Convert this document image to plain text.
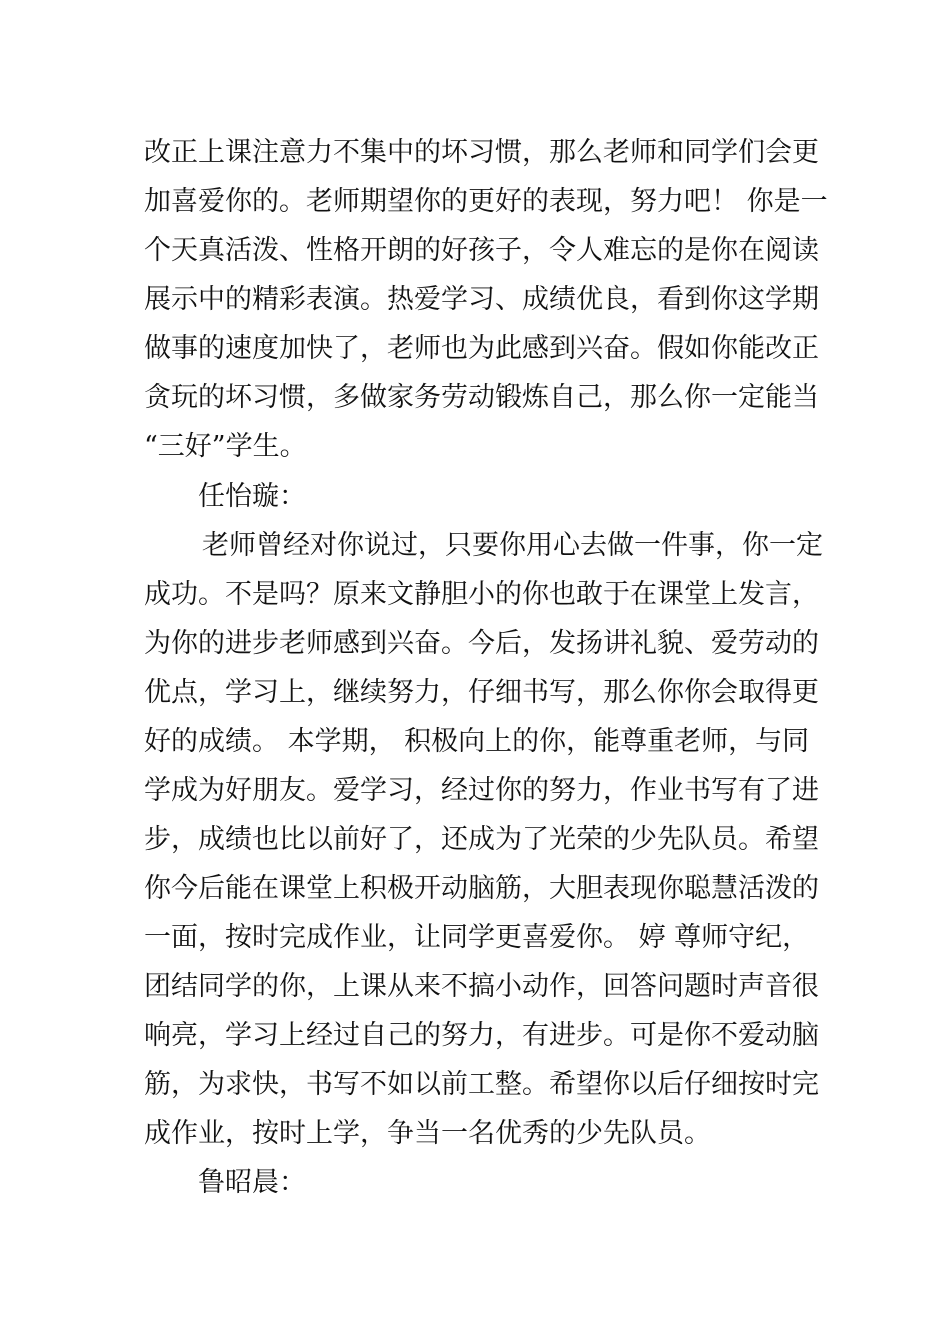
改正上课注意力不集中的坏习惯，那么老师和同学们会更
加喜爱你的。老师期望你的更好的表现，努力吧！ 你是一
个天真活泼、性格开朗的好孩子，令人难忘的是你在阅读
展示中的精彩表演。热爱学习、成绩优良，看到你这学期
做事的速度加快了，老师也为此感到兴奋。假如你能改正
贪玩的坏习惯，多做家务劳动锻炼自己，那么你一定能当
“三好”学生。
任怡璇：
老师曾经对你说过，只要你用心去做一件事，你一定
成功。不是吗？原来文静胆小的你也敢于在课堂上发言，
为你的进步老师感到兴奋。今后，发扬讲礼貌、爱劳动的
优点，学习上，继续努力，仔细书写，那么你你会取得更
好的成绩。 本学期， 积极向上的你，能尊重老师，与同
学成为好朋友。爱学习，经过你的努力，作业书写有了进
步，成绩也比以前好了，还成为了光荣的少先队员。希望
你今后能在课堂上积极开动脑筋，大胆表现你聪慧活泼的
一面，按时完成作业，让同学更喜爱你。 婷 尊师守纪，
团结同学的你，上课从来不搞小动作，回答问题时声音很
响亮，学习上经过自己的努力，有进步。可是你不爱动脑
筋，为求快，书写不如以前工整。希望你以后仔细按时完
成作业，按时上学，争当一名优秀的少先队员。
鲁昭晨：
⁂
# Goal of the exercise
Leave the pictures out, and print every line of the listing exactly as written.

# Output below
Convert this document image to plain text.
改正上课注意力不集中的坏习惯，那么老师和同学们会更
加喜爱你的。老师期望你的更好的表现，努力吧！ 你是一
个天真活泼、性格开朗的好孩子，令人难忘的是你在阅读
展示中的精彩表演。热爱学习、成绩优良，看到你这学期
做事的速度加快了，老师也为此感到兴奋。假如你能改正
贪玩的坏习惯，多做家务劳动锻炼自己，那么你一定能当
“三好”学生。
任怡璇：
老师曾经对你说过，只要你用心去做一件事，你一定
成功。不是吗？原来文静胆小的你也敢于在课堂上发言，
为你的进步老师感到兴奋。今后，发扬讲礼貌、爱劳动的
优点，学习上，继续努力，仔细书写，那么你你会取得更
好的成绩。 本学期， 积极向上的你，能尊重老师，与同
学成为好朋友。爱学习，经过你的努力，作业书写有了进
步，成绩也比以前好了，还成为了光荣的少先队员。希望
你今后能在课堂上积极开动脑筋，大胆表现你聪慧活泼的
一面，按时完成作业，让同学更喜爱你。 婷 尊师守纪，
团结同学的你，上课从来不搞小动作，回答问题时声音很
响亮，学习上经过自己的努力，有进步。可是你不爱动脑
筋，为求快，书写不如以前工整。希望你以后仔细按时完
成作业，按时上学，争当一名优秀的少先队员。
鲁昭晨：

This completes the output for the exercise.